**Exercise prompt**
Show all lines holding the string "Tron".
-- start of Material --
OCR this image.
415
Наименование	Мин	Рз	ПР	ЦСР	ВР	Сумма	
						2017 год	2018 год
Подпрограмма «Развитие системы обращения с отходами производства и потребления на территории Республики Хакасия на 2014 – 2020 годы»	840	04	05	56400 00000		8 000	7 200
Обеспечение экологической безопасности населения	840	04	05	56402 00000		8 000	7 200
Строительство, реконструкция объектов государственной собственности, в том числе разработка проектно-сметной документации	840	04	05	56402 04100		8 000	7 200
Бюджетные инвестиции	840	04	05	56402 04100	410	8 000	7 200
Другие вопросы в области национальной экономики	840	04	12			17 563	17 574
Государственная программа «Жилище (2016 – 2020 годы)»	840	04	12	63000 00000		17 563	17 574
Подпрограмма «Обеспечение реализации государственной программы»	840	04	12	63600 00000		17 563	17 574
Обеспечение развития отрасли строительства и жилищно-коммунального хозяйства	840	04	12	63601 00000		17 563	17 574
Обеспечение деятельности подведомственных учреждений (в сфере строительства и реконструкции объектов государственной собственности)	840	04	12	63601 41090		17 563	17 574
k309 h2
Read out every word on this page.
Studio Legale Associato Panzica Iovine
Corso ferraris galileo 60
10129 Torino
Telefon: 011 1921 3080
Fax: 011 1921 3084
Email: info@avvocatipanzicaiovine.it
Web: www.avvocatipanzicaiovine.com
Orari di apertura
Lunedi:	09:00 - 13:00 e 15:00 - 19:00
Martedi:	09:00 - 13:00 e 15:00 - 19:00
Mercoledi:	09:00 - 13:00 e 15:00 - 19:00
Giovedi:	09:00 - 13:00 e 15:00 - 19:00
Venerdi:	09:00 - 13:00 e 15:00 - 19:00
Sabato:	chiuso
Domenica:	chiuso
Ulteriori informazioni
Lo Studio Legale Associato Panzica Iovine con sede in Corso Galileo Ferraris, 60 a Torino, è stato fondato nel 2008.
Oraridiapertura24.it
-- end of Material --
-- start of Material --
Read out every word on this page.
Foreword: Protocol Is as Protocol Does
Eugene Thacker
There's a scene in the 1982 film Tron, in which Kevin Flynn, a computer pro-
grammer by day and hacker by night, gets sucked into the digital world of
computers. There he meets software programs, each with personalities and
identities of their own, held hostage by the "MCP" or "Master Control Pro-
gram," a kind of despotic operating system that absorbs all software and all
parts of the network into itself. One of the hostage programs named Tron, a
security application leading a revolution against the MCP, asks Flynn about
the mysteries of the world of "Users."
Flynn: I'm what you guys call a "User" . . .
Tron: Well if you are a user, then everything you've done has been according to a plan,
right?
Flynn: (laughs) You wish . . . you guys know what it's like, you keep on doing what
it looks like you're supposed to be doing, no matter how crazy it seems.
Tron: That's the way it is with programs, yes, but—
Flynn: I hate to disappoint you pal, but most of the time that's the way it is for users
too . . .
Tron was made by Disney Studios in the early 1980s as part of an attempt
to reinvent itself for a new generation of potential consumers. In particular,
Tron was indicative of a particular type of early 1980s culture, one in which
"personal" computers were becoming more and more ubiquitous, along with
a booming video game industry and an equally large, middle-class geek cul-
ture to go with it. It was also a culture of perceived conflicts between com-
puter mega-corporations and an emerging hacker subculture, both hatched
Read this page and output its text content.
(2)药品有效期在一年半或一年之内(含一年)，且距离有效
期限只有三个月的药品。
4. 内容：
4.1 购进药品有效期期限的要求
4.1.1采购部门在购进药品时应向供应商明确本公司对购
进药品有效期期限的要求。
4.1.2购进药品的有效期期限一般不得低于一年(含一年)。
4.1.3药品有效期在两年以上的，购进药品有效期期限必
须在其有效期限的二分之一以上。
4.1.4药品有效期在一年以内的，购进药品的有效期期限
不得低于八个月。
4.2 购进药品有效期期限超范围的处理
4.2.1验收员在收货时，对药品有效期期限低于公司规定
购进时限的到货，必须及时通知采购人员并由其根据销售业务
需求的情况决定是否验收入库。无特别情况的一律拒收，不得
-- end of Material --
**Complete answer**
There's a scene in the 1982 film Tron, in which Kevin Flynn, a computer pro-
parts of the network into itself. One of the hostage programs named Tron, a
Tron: Well if you are a user, then everything you've done has been according to a plan,
Tron: That's the way it is with programs, yes, but—
Tron was made by Disney Studios in the early 1980s as part of an attempt
Tron was indicative of a particular type of early 1980s culture, one in which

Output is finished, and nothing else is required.